**What is needed**
Pick out all lines with the word "pressure" from the records that follow.

* begin Data to use *

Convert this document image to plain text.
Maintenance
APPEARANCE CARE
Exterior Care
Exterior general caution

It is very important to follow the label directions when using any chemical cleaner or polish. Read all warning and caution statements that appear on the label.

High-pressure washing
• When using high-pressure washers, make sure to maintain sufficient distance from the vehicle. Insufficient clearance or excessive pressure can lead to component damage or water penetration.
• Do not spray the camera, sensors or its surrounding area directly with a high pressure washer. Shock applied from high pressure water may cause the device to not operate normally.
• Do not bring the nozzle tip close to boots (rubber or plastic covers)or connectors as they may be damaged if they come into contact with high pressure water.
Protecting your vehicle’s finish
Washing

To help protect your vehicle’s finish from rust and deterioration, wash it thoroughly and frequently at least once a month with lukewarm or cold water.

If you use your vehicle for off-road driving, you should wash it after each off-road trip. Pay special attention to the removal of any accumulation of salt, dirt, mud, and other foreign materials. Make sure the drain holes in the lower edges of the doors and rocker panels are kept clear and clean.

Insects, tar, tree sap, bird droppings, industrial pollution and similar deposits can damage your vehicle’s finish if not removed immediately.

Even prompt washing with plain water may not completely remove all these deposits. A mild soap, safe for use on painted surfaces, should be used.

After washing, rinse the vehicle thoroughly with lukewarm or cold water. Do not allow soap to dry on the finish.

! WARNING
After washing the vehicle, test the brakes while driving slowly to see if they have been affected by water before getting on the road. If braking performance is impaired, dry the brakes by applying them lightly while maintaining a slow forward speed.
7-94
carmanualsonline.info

* end Data to use *

**Solution**
High-pressure washing
• When using high-pressure washers, make sure to maintain sufficient distance from the vehicle. Insufficient clearance or excessive pressure can lead to component damage or water penetration.
• Do not spray the camera, sensors or its surrounding area directly with a high pressure washer. Shock applied from high pressure water may cause the device to not operate normally.
• Do not bring the nozzle tip close to boots (rubber or plastic covers)or connectors as they may be damaged if they come into contact with high pressure water.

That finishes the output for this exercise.